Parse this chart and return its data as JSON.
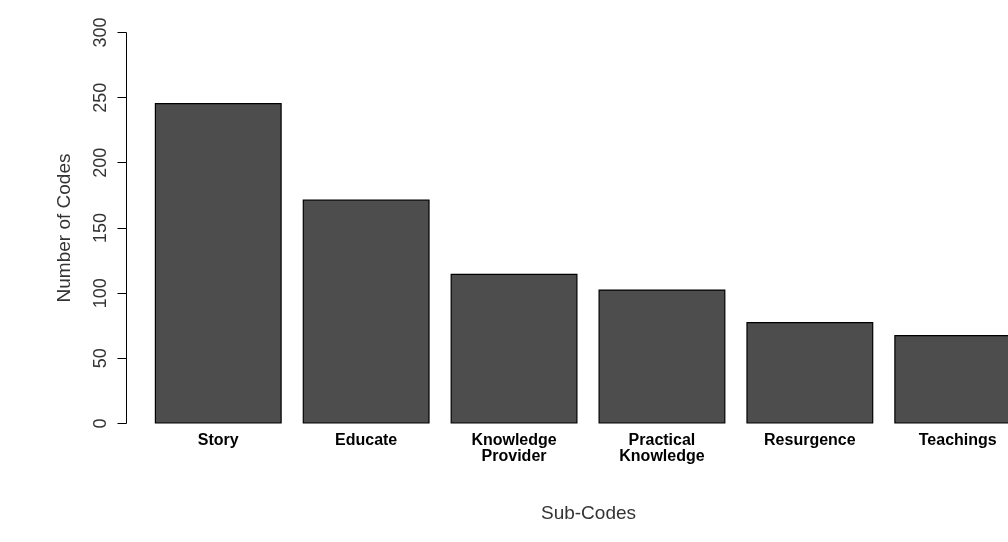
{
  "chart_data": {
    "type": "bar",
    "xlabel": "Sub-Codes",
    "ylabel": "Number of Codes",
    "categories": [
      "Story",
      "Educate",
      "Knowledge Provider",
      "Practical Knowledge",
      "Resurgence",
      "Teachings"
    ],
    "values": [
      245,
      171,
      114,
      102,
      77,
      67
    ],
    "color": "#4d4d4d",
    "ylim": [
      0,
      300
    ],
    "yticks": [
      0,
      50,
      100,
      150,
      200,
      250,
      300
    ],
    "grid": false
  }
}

--

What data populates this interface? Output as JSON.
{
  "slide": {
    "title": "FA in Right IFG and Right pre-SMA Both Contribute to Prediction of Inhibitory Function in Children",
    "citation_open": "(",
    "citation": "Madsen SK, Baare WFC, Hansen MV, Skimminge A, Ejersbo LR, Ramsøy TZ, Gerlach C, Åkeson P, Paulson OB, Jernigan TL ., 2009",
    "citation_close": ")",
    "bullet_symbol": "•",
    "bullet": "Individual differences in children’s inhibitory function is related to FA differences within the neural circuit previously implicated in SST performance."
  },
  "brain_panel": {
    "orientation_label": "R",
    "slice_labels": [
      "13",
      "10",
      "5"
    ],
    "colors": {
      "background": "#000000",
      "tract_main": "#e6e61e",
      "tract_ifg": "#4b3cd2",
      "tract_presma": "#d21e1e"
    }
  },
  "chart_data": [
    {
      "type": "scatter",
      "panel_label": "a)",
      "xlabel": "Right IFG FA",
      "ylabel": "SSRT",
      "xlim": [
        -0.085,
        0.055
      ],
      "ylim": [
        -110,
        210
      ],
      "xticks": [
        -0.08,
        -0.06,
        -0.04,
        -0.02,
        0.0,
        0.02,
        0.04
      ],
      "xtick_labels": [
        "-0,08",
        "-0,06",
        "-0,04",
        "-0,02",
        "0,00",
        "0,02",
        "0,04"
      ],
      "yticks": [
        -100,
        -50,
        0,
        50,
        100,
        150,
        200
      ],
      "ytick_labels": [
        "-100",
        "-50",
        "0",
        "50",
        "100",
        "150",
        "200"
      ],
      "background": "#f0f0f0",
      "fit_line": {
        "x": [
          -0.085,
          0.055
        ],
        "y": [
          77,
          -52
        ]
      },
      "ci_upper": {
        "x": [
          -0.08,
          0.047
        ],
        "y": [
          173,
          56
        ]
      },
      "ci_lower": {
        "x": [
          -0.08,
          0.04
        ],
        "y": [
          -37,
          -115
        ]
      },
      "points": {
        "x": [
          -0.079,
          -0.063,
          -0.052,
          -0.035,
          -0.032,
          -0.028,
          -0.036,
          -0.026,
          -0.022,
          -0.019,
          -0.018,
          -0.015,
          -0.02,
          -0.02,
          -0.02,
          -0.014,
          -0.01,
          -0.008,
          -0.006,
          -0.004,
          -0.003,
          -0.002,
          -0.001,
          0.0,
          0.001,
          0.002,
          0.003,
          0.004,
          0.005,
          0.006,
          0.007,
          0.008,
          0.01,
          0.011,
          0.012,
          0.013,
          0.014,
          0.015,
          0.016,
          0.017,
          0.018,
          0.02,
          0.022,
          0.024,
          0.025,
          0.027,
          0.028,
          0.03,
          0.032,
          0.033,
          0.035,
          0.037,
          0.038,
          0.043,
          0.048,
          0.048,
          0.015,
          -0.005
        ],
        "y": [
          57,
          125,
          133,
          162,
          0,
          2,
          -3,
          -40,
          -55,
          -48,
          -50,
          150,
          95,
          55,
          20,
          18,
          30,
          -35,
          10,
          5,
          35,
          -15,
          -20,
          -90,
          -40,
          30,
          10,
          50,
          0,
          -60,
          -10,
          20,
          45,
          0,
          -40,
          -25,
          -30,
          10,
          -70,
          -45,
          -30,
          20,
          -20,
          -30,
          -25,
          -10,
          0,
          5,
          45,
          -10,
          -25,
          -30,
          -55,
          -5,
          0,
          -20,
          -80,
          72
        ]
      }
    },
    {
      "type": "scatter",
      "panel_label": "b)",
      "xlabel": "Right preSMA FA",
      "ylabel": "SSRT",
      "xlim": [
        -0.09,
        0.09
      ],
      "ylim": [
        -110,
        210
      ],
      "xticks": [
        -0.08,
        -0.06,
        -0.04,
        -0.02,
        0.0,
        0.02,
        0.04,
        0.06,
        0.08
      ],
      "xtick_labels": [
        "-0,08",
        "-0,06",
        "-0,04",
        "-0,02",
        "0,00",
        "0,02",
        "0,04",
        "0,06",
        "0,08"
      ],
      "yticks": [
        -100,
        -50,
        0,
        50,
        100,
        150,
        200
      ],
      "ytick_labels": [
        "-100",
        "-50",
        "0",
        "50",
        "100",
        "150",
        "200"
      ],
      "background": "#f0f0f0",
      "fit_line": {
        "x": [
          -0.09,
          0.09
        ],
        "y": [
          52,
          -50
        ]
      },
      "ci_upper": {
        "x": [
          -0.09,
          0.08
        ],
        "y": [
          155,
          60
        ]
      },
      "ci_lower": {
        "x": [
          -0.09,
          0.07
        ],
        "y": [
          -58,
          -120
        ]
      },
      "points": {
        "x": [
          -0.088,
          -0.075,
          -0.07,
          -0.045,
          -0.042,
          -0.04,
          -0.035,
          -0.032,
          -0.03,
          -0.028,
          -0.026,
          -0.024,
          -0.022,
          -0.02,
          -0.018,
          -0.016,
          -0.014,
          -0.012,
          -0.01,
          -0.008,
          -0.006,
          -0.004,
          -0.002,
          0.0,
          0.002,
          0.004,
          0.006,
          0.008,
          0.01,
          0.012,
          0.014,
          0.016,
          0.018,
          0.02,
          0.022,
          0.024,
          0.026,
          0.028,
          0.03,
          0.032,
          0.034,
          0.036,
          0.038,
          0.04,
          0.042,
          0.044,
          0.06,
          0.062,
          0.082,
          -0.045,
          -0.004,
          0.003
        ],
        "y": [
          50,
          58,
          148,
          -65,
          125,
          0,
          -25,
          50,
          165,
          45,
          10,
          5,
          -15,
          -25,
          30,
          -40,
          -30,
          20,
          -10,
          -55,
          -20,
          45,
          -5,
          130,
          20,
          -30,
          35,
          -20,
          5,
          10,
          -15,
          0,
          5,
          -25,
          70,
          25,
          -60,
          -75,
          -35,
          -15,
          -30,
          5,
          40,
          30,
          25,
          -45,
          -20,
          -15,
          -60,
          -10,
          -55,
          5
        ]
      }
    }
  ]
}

* Exercise description
Filter for "Knowledge". Return all lines that hold it.

* Solved exercise
      "Knowledge Provider",
      "Practical Knowledge",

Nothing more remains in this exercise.